§ **Written exercise**
Reproduce each line of the records below word for word, in the same order.

Element placement data
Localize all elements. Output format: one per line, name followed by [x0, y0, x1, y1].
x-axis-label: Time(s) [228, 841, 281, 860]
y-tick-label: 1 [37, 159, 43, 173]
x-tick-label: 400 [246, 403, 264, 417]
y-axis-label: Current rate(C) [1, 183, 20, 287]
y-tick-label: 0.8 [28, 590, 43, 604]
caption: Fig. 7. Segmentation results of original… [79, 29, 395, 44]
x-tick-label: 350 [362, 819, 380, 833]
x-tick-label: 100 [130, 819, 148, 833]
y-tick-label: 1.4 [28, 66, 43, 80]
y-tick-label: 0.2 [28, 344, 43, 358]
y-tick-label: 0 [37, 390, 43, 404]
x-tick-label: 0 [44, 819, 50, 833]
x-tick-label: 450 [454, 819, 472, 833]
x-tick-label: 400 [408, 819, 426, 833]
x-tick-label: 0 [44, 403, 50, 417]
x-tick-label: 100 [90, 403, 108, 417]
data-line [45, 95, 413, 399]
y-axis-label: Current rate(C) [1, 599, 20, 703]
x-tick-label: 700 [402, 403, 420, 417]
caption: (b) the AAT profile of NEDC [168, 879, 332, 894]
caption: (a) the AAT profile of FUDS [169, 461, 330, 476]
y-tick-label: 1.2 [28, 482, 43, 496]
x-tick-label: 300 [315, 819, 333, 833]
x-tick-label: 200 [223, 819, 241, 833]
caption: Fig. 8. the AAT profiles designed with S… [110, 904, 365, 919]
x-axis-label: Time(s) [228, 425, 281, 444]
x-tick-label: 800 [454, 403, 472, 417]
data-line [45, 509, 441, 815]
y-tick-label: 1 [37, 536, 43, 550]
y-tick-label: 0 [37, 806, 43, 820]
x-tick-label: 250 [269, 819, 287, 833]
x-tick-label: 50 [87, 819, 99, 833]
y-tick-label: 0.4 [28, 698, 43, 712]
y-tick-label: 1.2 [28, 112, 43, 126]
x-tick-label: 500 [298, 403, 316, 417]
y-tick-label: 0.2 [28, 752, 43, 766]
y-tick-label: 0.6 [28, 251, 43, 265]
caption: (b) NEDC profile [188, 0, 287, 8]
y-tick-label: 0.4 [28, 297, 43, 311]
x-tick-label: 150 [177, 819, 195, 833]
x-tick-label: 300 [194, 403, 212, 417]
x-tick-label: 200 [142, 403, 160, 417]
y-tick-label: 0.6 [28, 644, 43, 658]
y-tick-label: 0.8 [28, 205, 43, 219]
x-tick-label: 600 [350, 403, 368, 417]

§ **Task solution**
Localize all elements. Output format: one per line, name followed by [x0, y0, x1, y1].
x-axis-label: Time(s) [228, 841, 281, 860]
y-tick-label: 1 [37, 159, 43, 173]
x-tick-label: 400 [246, 403, 264, 417]
y-axis-label: Current rate(C) [1, 183, 20, 287]
y-tick-label: 0.8 [28, 590, 43, 604]
caption: Fig. 7. Segmentation results of original… [79, 29, 395, 44]
x-tick-label: 350 [362, 819, 380, 833]
x-tick-label: 100 [130, 819, 148, 833]
y-tick-label: 1.4 [28, 66, 43, 80]
y-tick-label: 0.2 [28, 344, 43, 358]
y-tick-label: 0 [37, 390, 43, 404]
x-tick-label: 0 [44, 819, 50, 833]
x-tick-label: 450 [454, 819, 472, 833]
x-tick-label: 400 [408, 819, 426, 833]
x-tick-label: 0 [44, 403, 50, 417]
x-tick-label: 100 [90, 403, 108, 417]
data-line [45, 95, 413, 399]
y-axis-label: Current rate(C) [1, 599, 20, 703]
x-tick-label: 700 [402, 403, 420, 417]
caption: (b) the AAT profile of NEDC [168, 879, 332, 894]
caption: (a) the AAT profile of FUDS [169, 461, 330, 476]
y-tick-label: 1.2 [28, 482, 43, 496]
x-tick-label: 300 [315, 819, 333, 833]
x-tick-label: 200 [223, 819, 241, 833]
caption: Fig. 8. the AAT profiles designed with S… [110, 904, 365, 919]
x-axis-label: Time(s) [228, 425, 281, 444]
x-tick-label: 800 [454, 403, 472, 417]
data-line [45, 509, 441, 815]
y-tick-label: 1 [37, 536, 43, 550]
y-tick-label: 0 [37, 806, 43, 820]
x-tick-label: 250 [269, 819, 287, 833]
x-tick-label: 50 [87, 819, 99, 833]
y-tick-label: 0.4 [28, 698, 43, 712]
y-tick-label: 1.2 [28, 112, 43, 126]
x-tick-label: 500 [298, 403, 316, 417]
y-tick-label: 0.2 [28, 752, 43, 766]
y-tick-label: 0.6 [28, 251, 43, 265]
caption: (b) NEDC profile [188, 0, 287, 8]
y-tick-label: 0.4 [28, 297, 43, 311]
x-tick-label: 150 [177, 819, 195, 833]
x-tick-label: 300 [194, 403, 212, 417]
x-tick-label: 200 [142, 403, 160, 417]
y-tick-label: 0.6 [28, 644, 43, 658]
y-tick-label: 0.8 [28, 205, 43, 219]
x-tick-label: 600 [350, 403, 368, 417]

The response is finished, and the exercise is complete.